- [What to do]: Take each line containing "document" and report it exactly as written.

- [Data entries]:
— begin —

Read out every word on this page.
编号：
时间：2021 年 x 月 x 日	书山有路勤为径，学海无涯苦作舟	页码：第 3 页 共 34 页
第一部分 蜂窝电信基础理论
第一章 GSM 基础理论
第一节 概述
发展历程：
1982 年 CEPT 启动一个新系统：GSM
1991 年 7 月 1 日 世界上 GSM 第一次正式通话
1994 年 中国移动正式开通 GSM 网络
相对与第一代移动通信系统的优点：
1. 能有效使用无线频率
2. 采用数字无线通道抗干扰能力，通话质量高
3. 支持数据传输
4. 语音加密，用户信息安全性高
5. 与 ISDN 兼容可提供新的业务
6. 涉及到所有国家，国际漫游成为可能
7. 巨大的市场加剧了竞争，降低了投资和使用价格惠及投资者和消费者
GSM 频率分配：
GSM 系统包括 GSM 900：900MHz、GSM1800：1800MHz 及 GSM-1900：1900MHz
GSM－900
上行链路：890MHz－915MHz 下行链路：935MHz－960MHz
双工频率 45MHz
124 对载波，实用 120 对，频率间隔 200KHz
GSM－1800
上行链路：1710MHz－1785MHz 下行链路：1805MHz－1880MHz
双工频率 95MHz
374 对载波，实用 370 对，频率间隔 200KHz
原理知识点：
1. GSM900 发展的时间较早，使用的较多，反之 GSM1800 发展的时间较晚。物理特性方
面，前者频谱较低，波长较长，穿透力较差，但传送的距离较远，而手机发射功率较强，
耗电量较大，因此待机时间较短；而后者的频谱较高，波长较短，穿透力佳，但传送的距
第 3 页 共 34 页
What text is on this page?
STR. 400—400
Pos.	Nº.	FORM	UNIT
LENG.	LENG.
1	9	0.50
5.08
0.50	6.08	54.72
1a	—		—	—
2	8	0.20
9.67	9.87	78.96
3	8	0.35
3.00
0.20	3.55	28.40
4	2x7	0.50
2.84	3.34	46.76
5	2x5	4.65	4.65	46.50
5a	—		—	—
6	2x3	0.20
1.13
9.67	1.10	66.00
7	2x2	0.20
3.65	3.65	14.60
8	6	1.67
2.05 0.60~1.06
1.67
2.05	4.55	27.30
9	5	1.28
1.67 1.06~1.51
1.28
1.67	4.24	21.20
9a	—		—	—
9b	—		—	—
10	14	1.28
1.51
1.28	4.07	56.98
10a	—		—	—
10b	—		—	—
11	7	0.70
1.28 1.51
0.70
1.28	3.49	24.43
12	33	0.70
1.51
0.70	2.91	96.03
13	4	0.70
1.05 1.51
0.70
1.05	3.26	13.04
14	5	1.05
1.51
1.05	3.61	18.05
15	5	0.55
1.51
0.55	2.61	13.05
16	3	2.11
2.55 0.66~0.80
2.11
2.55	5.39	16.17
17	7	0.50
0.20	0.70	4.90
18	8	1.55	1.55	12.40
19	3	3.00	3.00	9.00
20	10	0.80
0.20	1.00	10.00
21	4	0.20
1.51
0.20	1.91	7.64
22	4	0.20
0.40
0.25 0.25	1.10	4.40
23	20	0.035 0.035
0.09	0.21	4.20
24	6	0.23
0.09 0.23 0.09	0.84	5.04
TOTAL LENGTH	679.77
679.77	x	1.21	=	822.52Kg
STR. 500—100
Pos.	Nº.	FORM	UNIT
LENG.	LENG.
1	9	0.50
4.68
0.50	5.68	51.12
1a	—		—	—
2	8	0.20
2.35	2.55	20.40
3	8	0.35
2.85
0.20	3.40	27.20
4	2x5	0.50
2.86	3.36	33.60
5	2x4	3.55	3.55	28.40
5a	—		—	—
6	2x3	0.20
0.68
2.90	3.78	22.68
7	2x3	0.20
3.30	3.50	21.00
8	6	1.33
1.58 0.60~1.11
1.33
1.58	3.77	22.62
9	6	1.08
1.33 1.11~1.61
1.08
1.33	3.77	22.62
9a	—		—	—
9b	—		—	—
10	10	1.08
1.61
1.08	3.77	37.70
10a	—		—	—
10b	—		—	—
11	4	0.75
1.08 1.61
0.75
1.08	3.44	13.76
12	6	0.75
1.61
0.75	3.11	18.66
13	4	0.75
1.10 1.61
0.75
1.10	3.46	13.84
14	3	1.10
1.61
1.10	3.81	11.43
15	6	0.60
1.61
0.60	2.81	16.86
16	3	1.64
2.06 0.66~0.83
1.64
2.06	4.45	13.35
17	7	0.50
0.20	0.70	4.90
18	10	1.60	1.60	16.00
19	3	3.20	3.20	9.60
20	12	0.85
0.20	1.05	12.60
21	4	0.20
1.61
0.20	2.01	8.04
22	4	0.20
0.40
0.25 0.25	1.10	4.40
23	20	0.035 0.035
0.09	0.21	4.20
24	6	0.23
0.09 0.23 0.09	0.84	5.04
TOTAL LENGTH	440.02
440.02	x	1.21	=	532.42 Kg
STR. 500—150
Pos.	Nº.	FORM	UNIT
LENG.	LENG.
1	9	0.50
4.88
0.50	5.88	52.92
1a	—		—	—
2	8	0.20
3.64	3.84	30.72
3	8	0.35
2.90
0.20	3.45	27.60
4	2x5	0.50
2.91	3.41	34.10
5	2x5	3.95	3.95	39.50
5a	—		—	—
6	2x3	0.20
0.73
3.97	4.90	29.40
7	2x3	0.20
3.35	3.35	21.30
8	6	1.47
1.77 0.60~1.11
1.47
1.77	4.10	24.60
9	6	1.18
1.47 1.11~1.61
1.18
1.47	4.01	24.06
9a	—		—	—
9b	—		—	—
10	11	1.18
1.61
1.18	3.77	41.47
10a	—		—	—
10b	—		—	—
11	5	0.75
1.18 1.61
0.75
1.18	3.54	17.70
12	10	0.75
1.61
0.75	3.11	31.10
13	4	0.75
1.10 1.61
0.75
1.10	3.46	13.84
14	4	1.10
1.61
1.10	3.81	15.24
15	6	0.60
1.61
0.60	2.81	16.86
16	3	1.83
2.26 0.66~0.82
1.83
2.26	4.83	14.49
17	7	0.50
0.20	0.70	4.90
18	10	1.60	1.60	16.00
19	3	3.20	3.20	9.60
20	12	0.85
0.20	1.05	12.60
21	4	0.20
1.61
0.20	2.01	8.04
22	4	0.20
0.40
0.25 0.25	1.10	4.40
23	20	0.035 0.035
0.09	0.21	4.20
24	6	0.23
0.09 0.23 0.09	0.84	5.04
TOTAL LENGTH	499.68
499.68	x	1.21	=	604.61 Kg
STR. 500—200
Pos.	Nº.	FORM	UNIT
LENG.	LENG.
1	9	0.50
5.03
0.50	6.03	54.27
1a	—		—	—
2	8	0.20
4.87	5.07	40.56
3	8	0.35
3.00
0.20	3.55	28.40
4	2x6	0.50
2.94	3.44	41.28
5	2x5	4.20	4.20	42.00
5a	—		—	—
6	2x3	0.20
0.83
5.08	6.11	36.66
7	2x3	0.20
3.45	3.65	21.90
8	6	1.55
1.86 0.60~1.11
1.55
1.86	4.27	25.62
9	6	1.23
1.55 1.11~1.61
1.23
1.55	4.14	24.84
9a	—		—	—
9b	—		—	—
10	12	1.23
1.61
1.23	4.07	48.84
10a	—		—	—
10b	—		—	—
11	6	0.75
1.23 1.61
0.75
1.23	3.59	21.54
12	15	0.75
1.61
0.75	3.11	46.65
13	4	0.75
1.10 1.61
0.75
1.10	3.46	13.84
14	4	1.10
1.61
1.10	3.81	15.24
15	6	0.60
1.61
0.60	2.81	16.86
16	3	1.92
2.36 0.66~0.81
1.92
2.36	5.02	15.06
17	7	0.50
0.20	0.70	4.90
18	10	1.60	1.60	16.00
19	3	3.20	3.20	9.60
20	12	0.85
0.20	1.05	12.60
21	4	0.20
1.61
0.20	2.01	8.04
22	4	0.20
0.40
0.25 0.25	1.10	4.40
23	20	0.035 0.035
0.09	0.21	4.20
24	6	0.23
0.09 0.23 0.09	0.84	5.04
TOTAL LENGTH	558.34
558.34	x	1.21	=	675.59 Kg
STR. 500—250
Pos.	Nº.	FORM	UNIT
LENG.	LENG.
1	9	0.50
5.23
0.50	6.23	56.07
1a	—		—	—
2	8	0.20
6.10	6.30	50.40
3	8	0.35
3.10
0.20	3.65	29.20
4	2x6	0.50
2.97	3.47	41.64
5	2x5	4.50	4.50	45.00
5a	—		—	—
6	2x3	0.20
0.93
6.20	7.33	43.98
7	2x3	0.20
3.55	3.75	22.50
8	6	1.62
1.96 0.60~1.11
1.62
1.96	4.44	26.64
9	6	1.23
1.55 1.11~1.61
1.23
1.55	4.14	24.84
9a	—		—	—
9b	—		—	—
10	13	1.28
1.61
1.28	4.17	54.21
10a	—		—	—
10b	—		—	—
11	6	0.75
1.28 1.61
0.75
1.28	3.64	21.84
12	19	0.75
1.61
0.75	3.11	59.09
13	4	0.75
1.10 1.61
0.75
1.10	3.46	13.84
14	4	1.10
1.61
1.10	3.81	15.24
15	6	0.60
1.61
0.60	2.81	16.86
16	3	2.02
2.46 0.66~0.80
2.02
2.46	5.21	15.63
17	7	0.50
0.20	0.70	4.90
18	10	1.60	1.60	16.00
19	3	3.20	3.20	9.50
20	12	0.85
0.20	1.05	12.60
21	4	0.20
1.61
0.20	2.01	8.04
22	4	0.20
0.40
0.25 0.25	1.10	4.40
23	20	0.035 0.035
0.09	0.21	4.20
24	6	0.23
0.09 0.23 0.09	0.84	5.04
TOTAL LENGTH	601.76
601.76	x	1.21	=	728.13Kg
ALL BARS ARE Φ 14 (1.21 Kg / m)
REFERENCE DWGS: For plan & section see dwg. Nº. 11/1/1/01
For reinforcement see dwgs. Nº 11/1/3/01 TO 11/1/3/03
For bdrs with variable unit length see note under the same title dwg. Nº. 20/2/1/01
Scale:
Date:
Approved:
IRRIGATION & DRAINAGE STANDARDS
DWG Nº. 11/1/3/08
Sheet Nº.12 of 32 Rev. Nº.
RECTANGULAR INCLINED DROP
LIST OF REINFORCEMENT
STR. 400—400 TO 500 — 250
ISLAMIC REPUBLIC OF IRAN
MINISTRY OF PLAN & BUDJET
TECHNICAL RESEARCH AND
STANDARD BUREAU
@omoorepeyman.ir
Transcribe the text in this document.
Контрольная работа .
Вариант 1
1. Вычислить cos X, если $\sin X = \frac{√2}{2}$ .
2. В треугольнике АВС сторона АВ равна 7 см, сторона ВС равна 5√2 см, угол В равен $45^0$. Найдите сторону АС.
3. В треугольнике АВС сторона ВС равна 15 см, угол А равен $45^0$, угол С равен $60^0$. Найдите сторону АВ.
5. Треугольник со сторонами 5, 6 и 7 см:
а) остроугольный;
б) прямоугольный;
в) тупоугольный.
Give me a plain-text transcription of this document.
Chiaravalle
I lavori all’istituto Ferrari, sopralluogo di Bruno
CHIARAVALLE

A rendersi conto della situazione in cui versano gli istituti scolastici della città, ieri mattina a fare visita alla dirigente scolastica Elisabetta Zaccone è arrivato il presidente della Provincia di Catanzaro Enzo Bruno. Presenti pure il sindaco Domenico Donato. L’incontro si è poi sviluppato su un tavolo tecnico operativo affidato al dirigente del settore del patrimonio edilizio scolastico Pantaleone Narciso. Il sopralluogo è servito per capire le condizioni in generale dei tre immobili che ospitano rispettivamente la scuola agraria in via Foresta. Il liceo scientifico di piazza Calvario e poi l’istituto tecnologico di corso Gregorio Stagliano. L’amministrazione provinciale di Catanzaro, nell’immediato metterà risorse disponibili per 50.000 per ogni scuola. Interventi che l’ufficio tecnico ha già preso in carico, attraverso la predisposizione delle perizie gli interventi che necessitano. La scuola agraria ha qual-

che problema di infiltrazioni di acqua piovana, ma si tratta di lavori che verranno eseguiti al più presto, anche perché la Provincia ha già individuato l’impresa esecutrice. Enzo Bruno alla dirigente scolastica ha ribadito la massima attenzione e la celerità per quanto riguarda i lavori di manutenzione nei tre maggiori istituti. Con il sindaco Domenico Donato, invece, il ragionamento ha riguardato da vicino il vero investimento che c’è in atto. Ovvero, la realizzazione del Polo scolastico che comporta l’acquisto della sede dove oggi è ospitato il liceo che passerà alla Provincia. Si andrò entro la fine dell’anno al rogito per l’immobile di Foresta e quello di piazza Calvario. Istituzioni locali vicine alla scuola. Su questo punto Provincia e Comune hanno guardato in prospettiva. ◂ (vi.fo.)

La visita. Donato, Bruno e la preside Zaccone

— end —

- [Solution below]:
Transcribe the text in this document.
Give me a plain-text transcription of this document.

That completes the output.